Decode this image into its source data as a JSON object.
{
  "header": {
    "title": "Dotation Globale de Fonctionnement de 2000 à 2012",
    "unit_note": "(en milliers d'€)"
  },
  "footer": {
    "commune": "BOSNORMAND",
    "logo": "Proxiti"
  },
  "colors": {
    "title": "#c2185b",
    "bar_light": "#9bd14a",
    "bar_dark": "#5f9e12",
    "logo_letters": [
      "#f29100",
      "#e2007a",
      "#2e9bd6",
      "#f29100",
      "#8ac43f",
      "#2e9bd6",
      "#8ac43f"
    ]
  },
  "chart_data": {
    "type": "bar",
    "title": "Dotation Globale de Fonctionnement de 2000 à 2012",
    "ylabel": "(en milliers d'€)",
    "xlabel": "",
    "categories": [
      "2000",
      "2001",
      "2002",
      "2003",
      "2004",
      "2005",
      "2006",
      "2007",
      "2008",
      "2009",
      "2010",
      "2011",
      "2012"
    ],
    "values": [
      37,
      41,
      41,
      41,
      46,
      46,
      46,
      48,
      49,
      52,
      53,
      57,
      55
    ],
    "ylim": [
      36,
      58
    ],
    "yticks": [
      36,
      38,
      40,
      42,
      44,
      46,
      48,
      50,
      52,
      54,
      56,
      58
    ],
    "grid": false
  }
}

• AIM OF THE EXERCISE:
Repeat the records above exactly, leaving none out.

• FINAL RESULT:
Decode this image into its source data as a JSON object.
{
  "header": {
    "title": "Dotation Globale de Fonctionnement de 2000 à 2012",
    "unit_note": "(en milliers d'€)"
  },
  "footer": {
    "commune": "BOSNORMAND",
    "logo": "Proxiti"
  },
  "colors": {
    "title": "#c2185b",
    "bar_light": "#9bd14a",
    "bar_dark": "#5f9e12",
    "logo_letters": [
      "#f29100",
      "#e2007a",
      "#2e9bd6",
      "#f29100",
      "#8ac43f",
      "#2e9bd6",
      "#8ac43f"
    ]
  },
  "chart_data": {
    "type": "bar",
    "title": "Dotation Globale de Fonctionnement de 2000 à 2012",
    "ylabel": "(en milliers d'€)",
    "xlabel": "",
    "categories": [
      "2000",
      "2001",
      "2002",
      "2003",
      "2004",
      "2005",
      "2006",
      "2007",
      "2008",
      "2009",
      "2010",
      "2011",
      "2012"
    ],
    "values": [
      37,
      41,
      41,
      41,
      46,
      46,
      46,
      48,
      49,
      52,
      53,
      57,
      55
    ],
    "ylim": [
      36,
      58
    ],
    "yticks": [
      36,
      38,
      40,
      42,
      44,
      46,
      48,
      50,
      52,
      54,
      56,
      58
    ],
    "grid": false
  }
}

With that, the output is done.